§ TASK TO COMPLETE: The listing below should be written out exactly; please include all of it.

* start DATA FOR THIS EXERCISE *

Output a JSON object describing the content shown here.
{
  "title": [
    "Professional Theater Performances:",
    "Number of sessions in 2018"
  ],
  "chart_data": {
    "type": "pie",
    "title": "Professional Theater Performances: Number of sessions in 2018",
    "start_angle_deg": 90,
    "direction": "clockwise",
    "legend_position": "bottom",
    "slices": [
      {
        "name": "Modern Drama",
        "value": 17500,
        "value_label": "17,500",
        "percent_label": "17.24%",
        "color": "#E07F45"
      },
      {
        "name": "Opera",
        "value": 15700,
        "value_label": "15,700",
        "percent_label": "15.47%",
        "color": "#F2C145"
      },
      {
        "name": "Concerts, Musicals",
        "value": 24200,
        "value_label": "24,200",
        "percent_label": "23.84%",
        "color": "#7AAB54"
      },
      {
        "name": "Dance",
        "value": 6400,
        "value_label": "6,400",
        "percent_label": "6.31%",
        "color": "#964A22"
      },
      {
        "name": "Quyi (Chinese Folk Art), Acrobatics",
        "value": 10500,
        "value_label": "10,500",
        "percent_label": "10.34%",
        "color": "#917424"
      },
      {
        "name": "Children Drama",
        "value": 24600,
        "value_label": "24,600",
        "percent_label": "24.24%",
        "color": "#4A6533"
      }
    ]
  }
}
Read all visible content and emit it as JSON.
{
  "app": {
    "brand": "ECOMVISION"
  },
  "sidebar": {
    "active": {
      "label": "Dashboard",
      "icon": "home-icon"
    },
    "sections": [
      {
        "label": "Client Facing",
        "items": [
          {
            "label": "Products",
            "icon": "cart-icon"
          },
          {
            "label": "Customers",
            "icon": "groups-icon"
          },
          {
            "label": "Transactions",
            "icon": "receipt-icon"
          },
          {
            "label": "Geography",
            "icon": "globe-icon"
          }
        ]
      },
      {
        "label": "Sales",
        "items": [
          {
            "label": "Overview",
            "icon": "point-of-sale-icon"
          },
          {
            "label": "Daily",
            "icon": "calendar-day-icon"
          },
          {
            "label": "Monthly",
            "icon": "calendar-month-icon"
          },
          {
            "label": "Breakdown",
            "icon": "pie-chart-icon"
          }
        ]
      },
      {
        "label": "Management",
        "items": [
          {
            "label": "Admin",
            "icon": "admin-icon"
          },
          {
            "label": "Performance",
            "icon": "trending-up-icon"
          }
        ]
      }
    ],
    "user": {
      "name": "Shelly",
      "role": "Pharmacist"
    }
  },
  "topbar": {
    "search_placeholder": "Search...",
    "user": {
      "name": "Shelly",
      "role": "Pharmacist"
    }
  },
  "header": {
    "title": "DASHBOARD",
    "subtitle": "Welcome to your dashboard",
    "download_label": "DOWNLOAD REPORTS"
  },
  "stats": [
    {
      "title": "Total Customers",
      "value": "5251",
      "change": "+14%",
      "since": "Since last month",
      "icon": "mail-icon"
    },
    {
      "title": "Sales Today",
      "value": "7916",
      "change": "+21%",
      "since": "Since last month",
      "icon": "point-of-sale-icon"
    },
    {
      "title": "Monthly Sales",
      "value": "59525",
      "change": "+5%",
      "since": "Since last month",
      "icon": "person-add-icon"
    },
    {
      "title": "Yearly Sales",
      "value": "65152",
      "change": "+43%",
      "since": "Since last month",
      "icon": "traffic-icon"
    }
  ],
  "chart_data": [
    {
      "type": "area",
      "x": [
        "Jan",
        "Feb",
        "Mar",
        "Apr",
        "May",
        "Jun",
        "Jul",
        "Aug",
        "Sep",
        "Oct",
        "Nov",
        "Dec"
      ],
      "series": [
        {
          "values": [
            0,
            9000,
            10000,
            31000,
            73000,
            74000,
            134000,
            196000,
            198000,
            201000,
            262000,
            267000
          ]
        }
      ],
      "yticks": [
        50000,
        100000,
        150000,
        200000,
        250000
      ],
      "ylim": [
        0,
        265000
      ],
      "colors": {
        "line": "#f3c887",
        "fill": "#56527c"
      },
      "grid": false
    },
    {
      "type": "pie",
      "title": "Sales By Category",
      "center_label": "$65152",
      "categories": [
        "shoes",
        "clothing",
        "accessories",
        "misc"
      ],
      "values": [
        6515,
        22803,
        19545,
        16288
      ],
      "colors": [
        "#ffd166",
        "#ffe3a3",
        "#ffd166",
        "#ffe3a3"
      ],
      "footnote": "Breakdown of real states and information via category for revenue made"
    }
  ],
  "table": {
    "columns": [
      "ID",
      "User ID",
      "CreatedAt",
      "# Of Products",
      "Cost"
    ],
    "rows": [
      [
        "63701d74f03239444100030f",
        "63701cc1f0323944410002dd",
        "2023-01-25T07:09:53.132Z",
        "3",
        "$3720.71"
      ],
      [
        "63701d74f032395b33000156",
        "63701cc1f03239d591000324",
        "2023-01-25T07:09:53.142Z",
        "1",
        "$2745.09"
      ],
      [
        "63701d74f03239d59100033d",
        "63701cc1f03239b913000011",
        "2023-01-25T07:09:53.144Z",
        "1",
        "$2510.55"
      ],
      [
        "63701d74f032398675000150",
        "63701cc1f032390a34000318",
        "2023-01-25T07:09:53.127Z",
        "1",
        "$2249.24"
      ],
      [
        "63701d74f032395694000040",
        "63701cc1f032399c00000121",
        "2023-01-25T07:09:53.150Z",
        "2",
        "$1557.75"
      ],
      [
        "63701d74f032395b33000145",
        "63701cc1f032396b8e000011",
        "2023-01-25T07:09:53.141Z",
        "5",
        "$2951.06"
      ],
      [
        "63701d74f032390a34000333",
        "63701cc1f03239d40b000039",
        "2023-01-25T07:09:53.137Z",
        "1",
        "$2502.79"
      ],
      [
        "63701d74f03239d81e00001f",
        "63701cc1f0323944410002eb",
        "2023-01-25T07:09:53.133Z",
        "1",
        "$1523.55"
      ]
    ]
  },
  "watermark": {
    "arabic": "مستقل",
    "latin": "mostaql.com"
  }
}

* end DATA FOR THIS EXERCISE *

§ SOLUTION BELOW:
Output a JSON object describing the content shown here.
{
  "title": [
    "Professional Theater Performances:",
    "Number of sessions in 2018"
  ],
  "chart_data": {
    "type": "pie",
    "title": "Professional Theater Performances: Number of sessions in 2018",
    "start_angle_deg": 90,
    "direction": "clockwise",
    "legend_position": "bottom",
    "slices": [
      {
        "name": "Modern Drama",
        "value": 17500,
        "value_label": "17,500",
        "percent_label": "17.24%",
        "color": "#E07F45"
      },
      {
        "name": "Opera",
        "value": 15700,
        "value_label": "15,700",
        "percent_label": "15.47%",
        "color": "#F2C145"
      },
      {
        "name": "Concerts, Musicals",
        "value": 24200,
        "value_label": "24,200",
        "percent_label": "23.84%",
        "color": "#7AAB54"
      },
      {
        "name": "Dance",
        "value": 6400,
        "value_label": "6,400",
        "percent_label": "6.31%",
        "color": "#964A22"
      },
      {
        "name": "Quyi (Chinese Folk Art), Acrobatics",
        "value": 10500,
        "value_label": "10,500",
        "percent_label": "10.34%",
        "color": "#917424"
      },
      {
        "name": "Children Drama",
        "value": 24600,
        "value_label": "24,600",
        "percent_label": "24.24%",
        "color": "#4A6533"
      }
    ]
  }
}
Read all visible content and emit it as JSON.
{
  "app": {
    "brand": "ECOMVISION"
  },
  "sidebar": {
    "active": {
      "label": "Dashboard",
      "icon": "home-icon"
    },
    "sections": [
      {
        "label": "Client Facing",
        "items": [
          {
            "label": "Products",
            "icon": "cart-icon"
          },
          {
            "label": "Customers",
            "icon": "groups-icon"
          },
          {
            "label": "Transactions",
            "icon": "receipt-icon"
          },
          {
            "label": "Geography",
            "icon": "globe-icon"
          }
        ]
      },
      {
        "label": "Sales",
        "items": [
          {
            "label": "Overview",
            "icon": "point-of-sale-icon"
          },
          {
            "label": "Daily",
            "icon": "calendar-day-icon"
          },
          {
            "label": "Monthly",
            "icon": "calendar-month-icon"
          },
          {
            "label": "Breakdown",
            "icon": "pie-chart-icon"
          }
        ]
      },
      {
        "label": "Management",
        "items": [
          {
            "label": "Admin",
            "icon": "admin-icon"
          },
          {
            "label": "Performance",
            "icon": "trending-up-icon"
          }
        ]
      }
    ],
    "user": {
      "name": "Shelly",
      "role": "Pharmacist"
    }
  },
  "topbar": {
    "search_placeholder": "Search...",
    "user": {
      "name": "Shelly",
      "role": "Pharmacist"
    }
  },
  "header": {
    "title": "DASHBOARD",
    "subtitle": "Welcome to your dashboard",
    "download_label": "DOWNLOAD REPORTS"
  },
  "stats": [
    {
      "title": "Total Customers",
      "value": "5251",
      "change": "+14%",
      "since": "Since last month",
      "icon": "mail-icon"
    },
    {
      "title": "Sales Today",
      "value": "7916",
      "change": "+21%",
      "since": "Since last month",
      "icon": "point-of-sale-icon"
    },
    {
      "title": "Monthly Sales",
      "value": "59525",
      "change": "+5%",
      "since": "Since last month",
      "icon": "person-add-icon"
    },
    {
      "title": "Yearly Sales",
      "value": "65152",
      "change": "+43%",
      "since": "Since last month",
      "icon": "traffic-icon"
    }
  ],
  "chart_data": [
    {
      "type": "area",
      "x": [
        "Jan",
        "Feb",
        "Mar",
        "Apr",
        "May",
        "Jun",
        "Jul",
        "Aug",
        "Sep",
        "Oct",
        "Nov",
        "Dec"
      ],
      "series": [
        {
          "values": [
            0,
            9000,
            10000,
            31000,
            73000,
            74000,
            134000,
            196000,
            198000,
            201000,
            262000,
            267000
          ]
        }
      ],
      "yticks": [
        50000,
        100000,
        150000,
        200000,
        250000
      ],
      "ylim": [
        0,
        265000
      ],
      "colors": {
        "line": "#f3c887",
        "fill": "#56527c"
      },
      "grid": false
    },
    {
      "type": "pie",
      "title": "Sales By Category",
      "center_label": "$65152",
      "categories": [
        "shoes",
        "clothing",
        "accessories",
        "misc"
      ],
      "values": [
        6515,
        22803,
        19545,
        16288
      ],
      "colors": [
        "#ffd166",
        "#ffe3a3",
        "#ffd166",
        "#ffe3a3"
      ],
      "footnote": "Breakdown of real states and information via category for revenue made"
    }
  ],
  "table": {
    "columns": [
      "ID",
      "User ID",
      "CreatedAt",
      "# Of Products",
      "Cost"
    ],
    "rows": [
      [
        "63701d74f03239444100030f",
        "63701cc1f0323944410002dd",
        "2023-01-25T07:09:53.132Z",
        "3",
        "$3720.71"
      ],
      [
        "63701d74f032395b33000156",
        "63701cc1f03239d591000324",
        "2023-01-25T07:09:53.142Z",
        "1",
        "$2745.09"
      ],
      [
        "63701d74f03239d59100033d",
        "63701cc1f03239b913000011",
        "2023-01-25T07:09:53.144Z",
        "1",
        "$2510.55"
      ],
      [
        "63701d74f032398675000150",
        "63701cc1f032390a34000318",
        "2023-01-25T07:09:53.127Z",
        "1",
        "$2249.24"
      ],
      [
        "63701d74f032395694000040",
        "63701cc1f032399c00000121",
        "2023-01-25T07:09:53.150Z",
        "2",
        "$1557.75"
      ],
      [
        "63701d74f032395b33000145",
        "63701cc1f032396b8e000011",
        "2023-01-25T07:09:53.141Z",
        "5",
        "$2951.06"
      ],
      [
        "63701d74f032390a34000333",
        "63701cc1f03239d40b000039",
        "2023-01-25T07:09:53.137Z",
        "1",
        "$2502.79"
      ],
      [
        "63701d74f03239d81e00001f",
        "63701cc1f0323944410002eb",
        "2023-01-25T07:09:53.133Z",
        "1",
        "$1523.55"
      ]
    ]
  },
  "watermark": {
    "arabic": "مستقل",
    "latin": "mostaql.com"
  }
}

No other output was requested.